▸ WRITTEN INSTRUCTION:
Pick out each line containing the string "this".

▸ DATASET ENTRIES:
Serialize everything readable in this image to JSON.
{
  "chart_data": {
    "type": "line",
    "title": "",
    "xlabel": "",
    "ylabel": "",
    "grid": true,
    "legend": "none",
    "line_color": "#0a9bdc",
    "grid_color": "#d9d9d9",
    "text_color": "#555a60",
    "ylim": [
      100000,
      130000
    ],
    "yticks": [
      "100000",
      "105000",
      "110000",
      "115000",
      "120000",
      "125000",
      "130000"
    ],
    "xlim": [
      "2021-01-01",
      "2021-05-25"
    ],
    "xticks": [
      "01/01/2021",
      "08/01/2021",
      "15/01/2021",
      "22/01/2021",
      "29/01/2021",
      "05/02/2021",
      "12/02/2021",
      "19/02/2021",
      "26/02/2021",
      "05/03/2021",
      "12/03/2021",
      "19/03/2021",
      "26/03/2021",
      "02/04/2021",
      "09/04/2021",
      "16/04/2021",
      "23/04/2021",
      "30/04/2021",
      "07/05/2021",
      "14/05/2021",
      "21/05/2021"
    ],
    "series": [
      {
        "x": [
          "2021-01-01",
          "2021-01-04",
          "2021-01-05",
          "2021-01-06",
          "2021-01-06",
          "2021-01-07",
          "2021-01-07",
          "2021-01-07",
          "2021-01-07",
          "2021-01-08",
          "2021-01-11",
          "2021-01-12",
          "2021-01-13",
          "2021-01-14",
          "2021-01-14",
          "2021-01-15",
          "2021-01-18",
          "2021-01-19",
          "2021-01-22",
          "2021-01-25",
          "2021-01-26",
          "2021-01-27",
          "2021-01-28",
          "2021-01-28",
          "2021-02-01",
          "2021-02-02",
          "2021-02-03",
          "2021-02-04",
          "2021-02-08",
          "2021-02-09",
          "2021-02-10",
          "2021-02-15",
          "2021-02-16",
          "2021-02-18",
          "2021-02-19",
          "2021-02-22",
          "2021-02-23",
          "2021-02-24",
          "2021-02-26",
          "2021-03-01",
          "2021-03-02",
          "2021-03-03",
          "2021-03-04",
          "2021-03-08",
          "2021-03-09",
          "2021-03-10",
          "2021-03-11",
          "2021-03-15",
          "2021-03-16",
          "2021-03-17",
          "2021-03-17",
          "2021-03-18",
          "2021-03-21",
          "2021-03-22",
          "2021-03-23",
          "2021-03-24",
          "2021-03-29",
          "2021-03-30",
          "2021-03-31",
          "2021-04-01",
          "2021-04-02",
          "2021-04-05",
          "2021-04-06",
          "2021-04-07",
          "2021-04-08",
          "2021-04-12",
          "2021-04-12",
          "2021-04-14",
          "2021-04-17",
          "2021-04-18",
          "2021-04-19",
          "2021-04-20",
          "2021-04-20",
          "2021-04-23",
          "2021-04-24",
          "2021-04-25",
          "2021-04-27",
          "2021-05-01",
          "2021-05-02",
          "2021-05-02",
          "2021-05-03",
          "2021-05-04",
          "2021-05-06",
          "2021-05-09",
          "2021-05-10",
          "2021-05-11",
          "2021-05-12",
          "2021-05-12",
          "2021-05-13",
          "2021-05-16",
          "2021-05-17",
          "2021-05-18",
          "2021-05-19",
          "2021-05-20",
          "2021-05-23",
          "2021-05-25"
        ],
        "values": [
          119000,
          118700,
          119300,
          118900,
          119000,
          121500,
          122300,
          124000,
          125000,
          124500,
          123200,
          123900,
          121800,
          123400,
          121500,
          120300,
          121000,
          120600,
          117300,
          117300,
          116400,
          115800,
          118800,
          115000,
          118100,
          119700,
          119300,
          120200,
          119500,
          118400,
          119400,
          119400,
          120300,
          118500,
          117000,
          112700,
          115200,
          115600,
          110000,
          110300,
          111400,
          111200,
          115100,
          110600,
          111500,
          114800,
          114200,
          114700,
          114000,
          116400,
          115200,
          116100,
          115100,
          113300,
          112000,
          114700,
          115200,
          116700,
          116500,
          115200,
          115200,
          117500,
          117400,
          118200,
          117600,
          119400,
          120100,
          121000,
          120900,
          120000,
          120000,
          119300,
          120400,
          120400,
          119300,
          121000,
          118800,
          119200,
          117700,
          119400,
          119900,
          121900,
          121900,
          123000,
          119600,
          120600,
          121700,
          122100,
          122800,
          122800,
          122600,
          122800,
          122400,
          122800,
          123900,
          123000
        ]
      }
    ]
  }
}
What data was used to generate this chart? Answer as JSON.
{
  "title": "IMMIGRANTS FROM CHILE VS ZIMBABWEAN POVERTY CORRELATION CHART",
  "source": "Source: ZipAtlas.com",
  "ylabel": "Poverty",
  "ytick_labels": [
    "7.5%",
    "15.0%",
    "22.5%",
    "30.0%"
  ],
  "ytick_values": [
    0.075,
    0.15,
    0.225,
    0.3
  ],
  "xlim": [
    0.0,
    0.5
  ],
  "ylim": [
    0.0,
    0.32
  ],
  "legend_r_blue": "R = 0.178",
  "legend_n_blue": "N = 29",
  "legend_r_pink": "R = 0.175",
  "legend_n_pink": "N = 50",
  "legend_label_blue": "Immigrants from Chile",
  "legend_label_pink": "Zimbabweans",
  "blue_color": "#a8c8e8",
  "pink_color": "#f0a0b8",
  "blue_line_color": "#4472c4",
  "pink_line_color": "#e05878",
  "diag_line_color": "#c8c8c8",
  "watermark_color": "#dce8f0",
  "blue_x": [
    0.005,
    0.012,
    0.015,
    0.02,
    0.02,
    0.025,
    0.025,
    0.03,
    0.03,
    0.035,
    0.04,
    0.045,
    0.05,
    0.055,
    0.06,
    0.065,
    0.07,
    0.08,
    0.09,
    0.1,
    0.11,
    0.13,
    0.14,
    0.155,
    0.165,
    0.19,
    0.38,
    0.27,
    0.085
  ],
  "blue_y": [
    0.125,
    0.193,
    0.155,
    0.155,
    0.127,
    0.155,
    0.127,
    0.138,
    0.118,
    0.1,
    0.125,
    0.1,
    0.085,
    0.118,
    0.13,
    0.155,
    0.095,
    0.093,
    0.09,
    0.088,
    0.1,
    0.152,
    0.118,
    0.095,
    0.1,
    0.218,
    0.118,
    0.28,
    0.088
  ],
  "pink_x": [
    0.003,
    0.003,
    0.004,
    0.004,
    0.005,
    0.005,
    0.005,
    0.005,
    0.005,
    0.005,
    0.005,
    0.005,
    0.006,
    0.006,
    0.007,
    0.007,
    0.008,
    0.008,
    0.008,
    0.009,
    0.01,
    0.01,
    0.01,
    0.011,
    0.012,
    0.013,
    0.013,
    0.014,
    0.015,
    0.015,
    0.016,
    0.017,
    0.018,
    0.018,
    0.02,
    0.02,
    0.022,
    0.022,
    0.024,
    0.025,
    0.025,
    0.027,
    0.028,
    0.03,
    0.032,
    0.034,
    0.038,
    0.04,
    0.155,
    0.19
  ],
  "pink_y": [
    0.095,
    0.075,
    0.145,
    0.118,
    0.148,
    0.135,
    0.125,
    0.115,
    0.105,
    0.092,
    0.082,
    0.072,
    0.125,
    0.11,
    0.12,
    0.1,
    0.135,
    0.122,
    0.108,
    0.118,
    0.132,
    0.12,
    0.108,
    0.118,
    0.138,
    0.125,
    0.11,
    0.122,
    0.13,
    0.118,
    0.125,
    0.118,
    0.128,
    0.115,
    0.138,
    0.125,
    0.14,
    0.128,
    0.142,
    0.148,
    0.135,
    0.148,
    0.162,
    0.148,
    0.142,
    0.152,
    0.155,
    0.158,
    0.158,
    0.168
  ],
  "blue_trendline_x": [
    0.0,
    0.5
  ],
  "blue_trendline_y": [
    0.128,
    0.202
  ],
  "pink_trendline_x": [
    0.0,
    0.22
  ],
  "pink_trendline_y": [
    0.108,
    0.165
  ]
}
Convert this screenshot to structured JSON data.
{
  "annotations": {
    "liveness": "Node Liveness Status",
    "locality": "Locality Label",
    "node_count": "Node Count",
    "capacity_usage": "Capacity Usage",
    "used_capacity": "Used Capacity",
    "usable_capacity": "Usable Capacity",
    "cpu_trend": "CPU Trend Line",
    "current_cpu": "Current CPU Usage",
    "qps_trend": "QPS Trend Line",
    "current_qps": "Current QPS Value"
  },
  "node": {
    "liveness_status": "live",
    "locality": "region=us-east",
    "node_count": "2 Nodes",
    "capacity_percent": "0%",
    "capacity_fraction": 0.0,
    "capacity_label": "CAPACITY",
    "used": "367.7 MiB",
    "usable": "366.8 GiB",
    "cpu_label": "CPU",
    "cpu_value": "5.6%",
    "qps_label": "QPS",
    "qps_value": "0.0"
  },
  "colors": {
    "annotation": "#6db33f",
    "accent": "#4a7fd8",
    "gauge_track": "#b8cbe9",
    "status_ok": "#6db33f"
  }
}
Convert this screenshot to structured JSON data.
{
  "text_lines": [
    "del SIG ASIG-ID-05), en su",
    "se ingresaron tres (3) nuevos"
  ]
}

▸ REPLY:
Serialize everything readable in this image to JSON.
What data was used to generate this chart? Answer as JSON.
Convert this screenshot to structured JSON data.
Convert this screenshot to structured JSON data.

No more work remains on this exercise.